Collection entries
··········

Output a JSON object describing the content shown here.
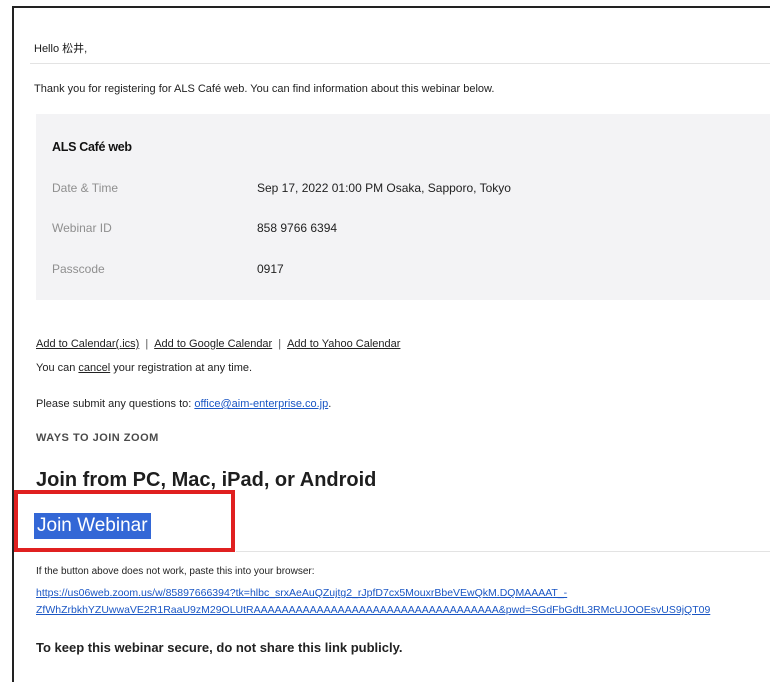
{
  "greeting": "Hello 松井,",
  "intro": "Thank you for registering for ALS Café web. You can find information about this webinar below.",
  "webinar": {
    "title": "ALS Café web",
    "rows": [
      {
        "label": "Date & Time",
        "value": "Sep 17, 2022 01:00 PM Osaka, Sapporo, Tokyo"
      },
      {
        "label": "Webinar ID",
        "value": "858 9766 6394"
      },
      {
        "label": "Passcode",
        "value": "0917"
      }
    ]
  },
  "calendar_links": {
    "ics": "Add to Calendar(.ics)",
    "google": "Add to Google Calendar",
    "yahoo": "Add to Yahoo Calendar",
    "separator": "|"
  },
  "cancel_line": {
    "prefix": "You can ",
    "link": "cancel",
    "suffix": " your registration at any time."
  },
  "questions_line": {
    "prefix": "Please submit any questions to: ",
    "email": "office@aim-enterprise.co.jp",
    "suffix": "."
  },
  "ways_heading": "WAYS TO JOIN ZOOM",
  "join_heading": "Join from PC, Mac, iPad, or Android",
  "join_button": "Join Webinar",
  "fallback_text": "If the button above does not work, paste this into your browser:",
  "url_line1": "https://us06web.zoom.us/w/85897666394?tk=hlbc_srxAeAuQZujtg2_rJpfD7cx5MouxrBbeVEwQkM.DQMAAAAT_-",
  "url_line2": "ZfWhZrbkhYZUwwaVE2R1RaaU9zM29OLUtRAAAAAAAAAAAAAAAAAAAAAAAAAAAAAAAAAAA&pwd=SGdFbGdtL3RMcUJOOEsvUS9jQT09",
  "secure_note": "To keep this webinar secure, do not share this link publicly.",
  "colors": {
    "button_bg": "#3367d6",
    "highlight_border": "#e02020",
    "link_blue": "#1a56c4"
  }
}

··········

Task brief: Report each line of the material above where the word "value" appears.

Answer to the exercise:
        "value": "Sep 17, 2022 01:00 PM Osaka, Sapporo, Tokyo"
        "value": "858 9766 6394"
        "value": "0917"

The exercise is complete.